Records for the exercise ->
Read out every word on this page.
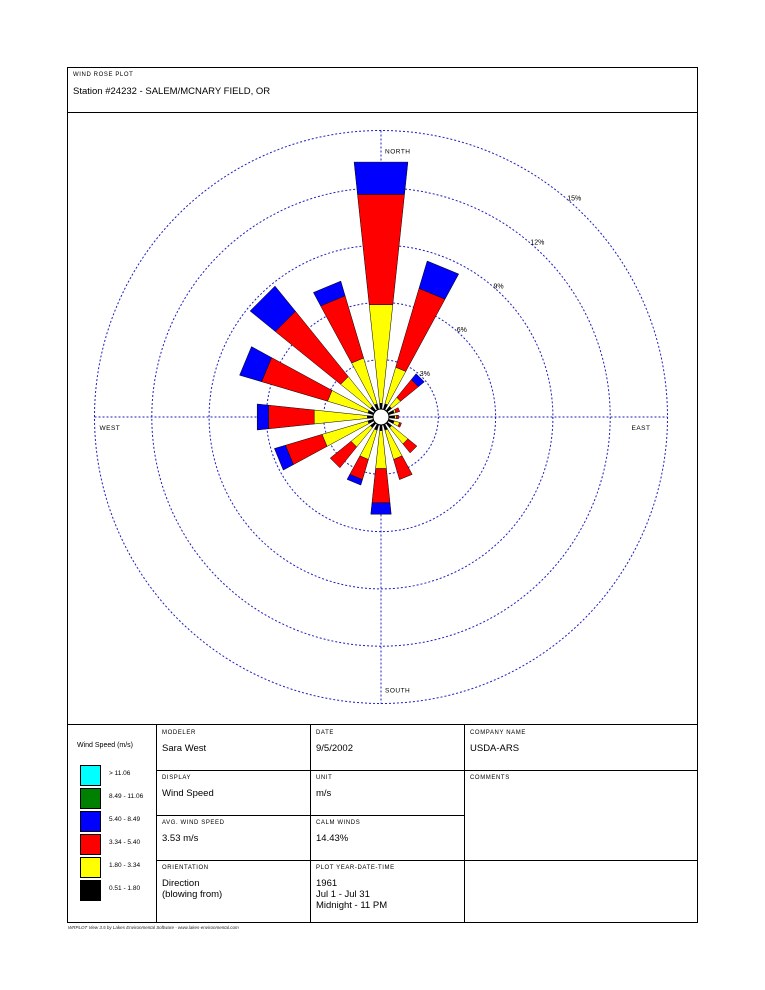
WIND ROSE PLOT
Station #24232 - SALEM/MCNARY FIELD, OR
Wind Speed (m/s)
> 11.06
8.49 - 11.06
5.40 - 8.49
3.34 - 5.40
1.80 - 3.34
0.51 - 1.80
MODELER
Sara West
DATE
9/5/2002
COMPANY NAME
USDA-ARS
DISPLAY
Wind Speed
UNIT
m/s
COMMENTS
AVG. WIND SPEED
3.53 m/s
CALM WINDS
14.43%
ORIENTATION
Direction
(blowing from)
PLOT YEAR-DATE-TIME
1961
Jul 1 - Jul 31
Midnight - 11 PM
3%
6%
9%
12%
15%
NORTH
SOUTH
WEST	EAST
WRPLOT View 3.5 by Lakes Environmental Software - www.lakes-environmental.com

What is asked -> Extract the text of all the records above verbatim, excluding pictures.

Task output ->
Read out every word on this page.
WIND ROSE PLOT
Station #24232 - SALEM/MCNARY FIELD, OR
Wind Speed (m/s)
> 11.06
8.49 - 11.06
5.40 - 8.49
3.34 - 5.40
1.80 - 3.34
0.51 - 1.80
MODELER
Sara West
DATE
9/5/2002
COMPANY NAME
USDA-ARS
DISPLAY
Wind Speed
UNIT
m/s
COMMENTS
AVG. WIND SPEED
3.53 m/s
CALM WINDS
14.43%
ORIENTATION
Direction
(blowing from)
PLOT YEAR-DATE-TIME
1961
Jul 1 - Jul 31
Midnight - 11 PM
3%
6%
9%
12%
15%
NORTH
SOUTH
WEST	EAST
WRPLOT View 3.5 by Lakes Environmental Software - www.lakes-environmental.com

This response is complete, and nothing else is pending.